PROBLEM A
In the random walk passage, what is the expected time for a simple symmetric random walk starting at 0 to exit the interval (−J, K)?
PROBLEM B
Continue the random walk passage from its final sentence.

SOURCE PASSAGE
== == ==
Let \(S_n = X_1 + \cdots + X_n\) be simple random walk starting at 0. We have seen that \(M_n = S_n^2 - n\) is a martingale. Let \(J, K\) be positive integers and let \(T = \min\{n : S_n = -J \text{ or } S_n = K\}\).
Step 1 — Find \(P\{S_T = K\}\) using \(S_n\):
Apply OST to \(S_n\) (same argument as Example 1.3.1, starting at 0):
\[0 = E[S_T] = (-J) P\{S_T = -J\} + K \cdot P\{S_T = K\}.\] \[\boxed{P\{S_T = K\} = \frac{J}{J+K}, \qquad P\{S_T = -J\} = \frac{K}{J+K}.}\]Step 2 — Find \(E[T]\) using \(M_n = S_n^2 - n\):
Exercise 1.13 establishes that \(E[M_{n \wedge T}^2] \leq C < \infty\), so OST III applies to \(M_n\):
\[E[M_T] = E[M_0] \implies E[S_T^2] - E[T] = 0 \implies E[T] = E[S_T^2].\]Compute \(E[S_T^2]\) directly:
\[\begin{aligned} E[S_T^2] = J^2 P\{S_T = -J\} + K^2 P\{S_T = K\} &= J^2 \cdot \frac{K}{J+K} + K^2 \cdot \frac{J}{J+K} \\ &= \frac{JK(J+K)}{J+K} = JK. \end{aligned}\] \[\boxed{E[T] = JK.}\]Interpretation: The expected time for symmetric random walk to exit \((-J, K)\) starting from 0 is exactly \(JK\). In particular, to travel distance \($K\) from the origin in either direction, the expected time is \(K^2\) (set \(J = K\)).
As in Example 1.3.2, let \(S_n = X_1 + \cdots + X_n\) be simple random walk starting at 0. Let \(T = \min\{n : S_n = 1\}\).
\(P\{T < \infty\} = 1\): From Example 1.3.2, Probility random walk hits 1 before \(-J\) \(P\{S_T = 1\}= J/(J+1) \to 1\) as \(J \to \infty\). So with probability one the walk reaches 1.
== == ==
RAW DATA
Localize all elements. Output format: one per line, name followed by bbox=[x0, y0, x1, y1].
== == ==
TASK ANSWER A
The expected exit time is exactly JK.

TASK ANSWER B
But \(E[T] = \infty\): From Example 1.3.2, the expected time to exit \((-J, 1)\) starting at 0 is \(J \cdot 1 = J\). Since this holds for all \(J\) and \(T \geq T_J\) (where \(T_J\) is the exit time from \((-J,1)\)), we have \(E[T] \geq J\) for all \(J\), so \(E[T] = \infty\).
OST fails: \(S_T = 1\) almost surely, so \(E[S_T] = 1 \neq 0 = E[S_0]\).
Why: Neither condition (1.8) nor (1.9) holds for this \(T\). In particular, \(E[M_{n \wedge T}^2] = E[S_{n \wedge T}^2] \to \infty\) as \(n \to \infty\), violating (1.9).
The martingale betting strategy from §1.2 Example 1.2.4 has:
Checking that OST conditions fail:
\[E[\lvert W_n \rvert \mathbf{1}_{\{T > n\}}] = (2^n - 1) \cdot 2^{-n} \to 1 \neq 0,\]so condition (1.8) is violated. Since \(E[W_{n \wedge T}^2] \to \infty\) as well, condition (1.9) also fails. And \(T\) is clearly unbounded. All three OST conditions fail, consistently with \(E[W_T] \neq E[W_0]\).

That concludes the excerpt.